## [DIRECTION]
All entries must be extracted exactly, with nothing added or dropped.

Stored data
● ● ●
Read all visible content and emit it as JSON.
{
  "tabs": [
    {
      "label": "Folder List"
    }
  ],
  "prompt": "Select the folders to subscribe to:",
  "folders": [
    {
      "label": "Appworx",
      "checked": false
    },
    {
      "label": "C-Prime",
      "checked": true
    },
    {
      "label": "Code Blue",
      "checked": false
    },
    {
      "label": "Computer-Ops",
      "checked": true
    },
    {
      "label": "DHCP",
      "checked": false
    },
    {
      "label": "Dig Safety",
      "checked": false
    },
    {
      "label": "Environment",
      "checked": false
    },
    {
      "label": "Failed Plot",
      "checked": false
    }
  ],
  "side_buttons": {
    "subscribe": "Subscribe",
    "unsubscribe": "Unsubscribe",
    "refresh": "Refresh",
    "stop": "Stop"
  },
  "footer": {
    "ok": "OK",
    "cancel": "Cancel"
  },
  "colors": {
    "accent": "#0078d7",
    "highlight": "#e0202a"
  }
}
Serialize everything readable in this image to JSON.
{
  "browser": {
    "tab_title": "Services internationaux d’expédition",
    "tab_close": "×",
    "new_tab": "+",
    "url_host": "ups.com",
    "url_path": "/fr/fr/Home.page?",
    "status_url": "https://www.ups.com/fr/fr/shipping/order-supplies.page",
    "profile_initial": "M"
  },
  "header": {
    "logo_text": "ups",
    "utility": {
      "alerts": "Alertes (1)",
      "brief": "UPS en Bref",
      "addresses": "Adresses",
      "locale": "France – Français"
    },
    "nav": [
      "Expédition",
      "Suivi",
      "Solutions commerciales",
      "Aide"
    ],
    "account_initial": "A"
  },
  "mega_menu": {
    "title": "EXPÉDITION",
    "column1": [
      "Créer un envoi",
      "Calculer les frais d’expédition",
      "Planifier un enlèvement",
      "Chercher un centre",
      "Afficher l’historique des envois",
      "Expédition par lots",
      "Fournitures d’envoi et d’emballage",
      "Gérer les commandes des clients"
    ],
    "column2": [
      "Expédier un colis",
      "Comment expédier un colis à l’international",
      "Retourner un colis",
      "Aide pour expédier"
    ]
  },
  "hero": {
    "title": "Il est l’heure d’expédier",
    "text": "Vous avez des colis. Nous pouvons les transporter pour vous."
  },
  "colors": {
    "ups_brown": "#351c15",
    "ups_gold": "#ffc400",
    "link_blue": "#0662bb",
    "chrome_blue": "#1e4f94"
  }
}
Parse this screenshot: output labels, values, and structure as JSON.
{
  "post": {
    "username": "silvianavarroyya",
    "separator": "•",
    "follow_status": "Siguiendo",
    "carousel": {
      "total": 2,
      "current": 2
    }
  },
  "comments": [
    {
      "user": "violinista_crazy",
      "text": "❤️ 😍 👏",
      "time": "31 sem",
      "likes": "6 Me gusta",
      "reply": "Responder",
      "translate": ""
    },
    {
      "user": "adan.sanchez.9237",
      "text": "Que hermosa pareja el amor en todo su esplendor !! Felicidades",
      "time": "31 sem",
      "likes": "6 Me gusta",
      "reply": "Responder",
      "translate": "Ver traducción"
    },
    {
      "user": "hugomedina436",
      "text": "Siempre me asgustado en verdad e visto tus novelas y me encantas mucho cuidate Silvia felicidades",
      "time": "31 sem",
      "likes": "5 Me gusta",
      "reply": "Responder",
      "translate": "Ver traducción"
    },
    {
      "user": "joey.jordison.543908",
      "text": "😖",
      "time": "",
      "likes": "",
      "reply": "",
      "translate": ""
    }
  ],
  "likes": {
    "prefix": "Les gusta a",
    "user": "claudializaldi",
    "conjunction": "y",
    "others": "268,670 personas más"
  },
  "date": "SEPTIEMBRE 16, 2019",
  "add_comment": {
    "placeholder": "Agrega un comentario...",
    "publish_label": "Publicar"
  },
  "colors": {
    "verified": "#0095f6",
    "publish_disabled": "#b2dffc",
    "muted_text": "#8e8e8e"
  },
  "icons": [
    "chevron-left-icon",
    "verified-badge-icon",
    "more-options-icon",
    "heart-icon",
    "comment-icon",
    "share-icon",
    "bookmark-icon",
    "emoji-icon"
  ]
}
● ● ●
## [SOLUTION TO THE PROBLEM]
Read all visible content and emit it as JSON.
{
  "tabs": [
    {
      "label": "Folder List"
    }
  ],
  "prompt": "Select the folders to subscribe to:",
  "folders": [
    {
      "label": "Appworx",
      "checked": false
    },
    {
      "label": "C-Prime",
      "checked": true
    },
    {
      "label": "Code Blue",
      "checked": false
    },
    {
      "label": "Computer-Ops",
      "checked": true
    },
    {
      "label": "DHCP",
      "checked": false
    },
    {
      "label": "Dig Safety",
      "checked": false
    },
    {
      "label": "Environment",
      "checked": false
    },
    {
      "label": "Failed Plot",
      "checked": false
    }
  ],
  "side_buttons": {
    "subscribe": "Subscribe",
    "unsubscribe": "Unsubscribe",
    "refresh": "Refresh",
    "stop": "Stop"
  },
  "footer": {
    "ok": "OK",
    "cancel": "Cancel"
  },
  "colors": {
    "accent": "#0078d7",
    "highlight": "#e0202a"
  }
}
Serialize everything readable in this image to JSON.
{
  "browser": {
    "tab_title": "Services internationaux d’expédition",
    "tab_close": "×",
    "new_tab": "+",
    "url_host": "ups.com",
    "url_path": "/fr/fr/Home.page?",
    "status_url": "https://www.ups.com/fr/fr/shipping/order-supplies.page",
    "profile_initial": "M"
  },
  "header": {
    "logo_text": "ups",
    "utility": {
      "alerts": "Alertes (1)",
      "brief": "UPS en Bref",
      "addresses": "Adresses",
      "locale": "France – Français"
    },
    "nav": [
      "Expédition",
      "Suivi",
      "Solutions commerciales",
      "Aide"
    ],
    "account_initial": "A"
  },
  "mega_menu": {
    "title": "EXPÉDITION",
    "column1": [
      "Créer un envoi",
      "Calculer les frais d’expédition",
      "Planifier un enlèvement",
      "Chercher un centre",
      "Afficher l’historique des envois",
      "Expédition par lots",
      "Fournitures d’envoi et d’emballage",
      "Gérer les commandes des clients"
    ],
    "column2": [
      "Expédier un colis",
      "Comment expédier un colis à l’international",
      "Retourner un colis",
      "Aide pour expédier"
    ]
  },
  "hero": {
    "title": "Il est l’heure d’expédier",
    "text": "Vous avez des colis. Nous pouvons les transporter pour vous."
  },
  "colors": {
    "ups_brown": "#351c15",
    "ups_gold": "#ffc400",
    "link_blue": "#0662bb",
    "chrome_blue": "#1e4f94"
  }
}
Parse this screenshot: output labels, values, and structure as JSON.
{
  "post": {
    "username": "silvianavarroyya",
    "separator": "•",
    "follow_status": "Siguiendo",
    "carousel": {
      "total": 2,
      "current": 2
    }
  },
  "comments": [
    {
      "user": "violinista_crazy",
      "text": "❤️ 😍 👏",
      "time": "31 sem",
      "likes": "6 Me gusta",
      "reply": "Responder",
      "translate": ""
    },
    {
      "user": "adan.sanchez.9237",
      "text": "Que hermosa pareja el amor en todo su esplendor !! Felicidades",
      "time": "31 sem",
      "likes": "6 Me gusta",
      "reply": "Responder",
      "translate": "Ver traducción"
    },
    {
      "user": "hugomedina436",
      "text": "Siempre me asgustado en verdad e visto tus novelas y me encantas mucho cuidate Silvia felicidades",
      "time": "31 sem",
      "likes": "5 Me gusta",
      "reply": "Responder",
      "translate": "Ver traducción"
    },
    {
      "user": "joey.jordison.543908",
      "text": "😖",
      "time": "",
      "likes": "",
      "reply": "",
      "translate": ""
    }
  ],
  "likes": {
    "prefix": "Les gusta a",
    "user": "claudializaldi",
    "conjunction": "y",
    "others": "268,670 personas más"
  },
  "date": "SEPTIEMBRE 16, 2019",
  "add_comment": {
    "placeholder": "Agrega un comentario...",
    "publish_label": "Publicar"
  },
  "colors": {
    "verified": "#0095f6",
    "publish_disabled": "#b2dffc",
    "muted_text": "#8e8e8e"
  },
  "icons": [
    "chevron-left-icon",
    "verified-badge-icon",
    "more-options-icon",
    "heart-icon",
    "comment-icon",
    "share-icon",
    "bookmark-icon",
    "emoji-icon"
  ]
}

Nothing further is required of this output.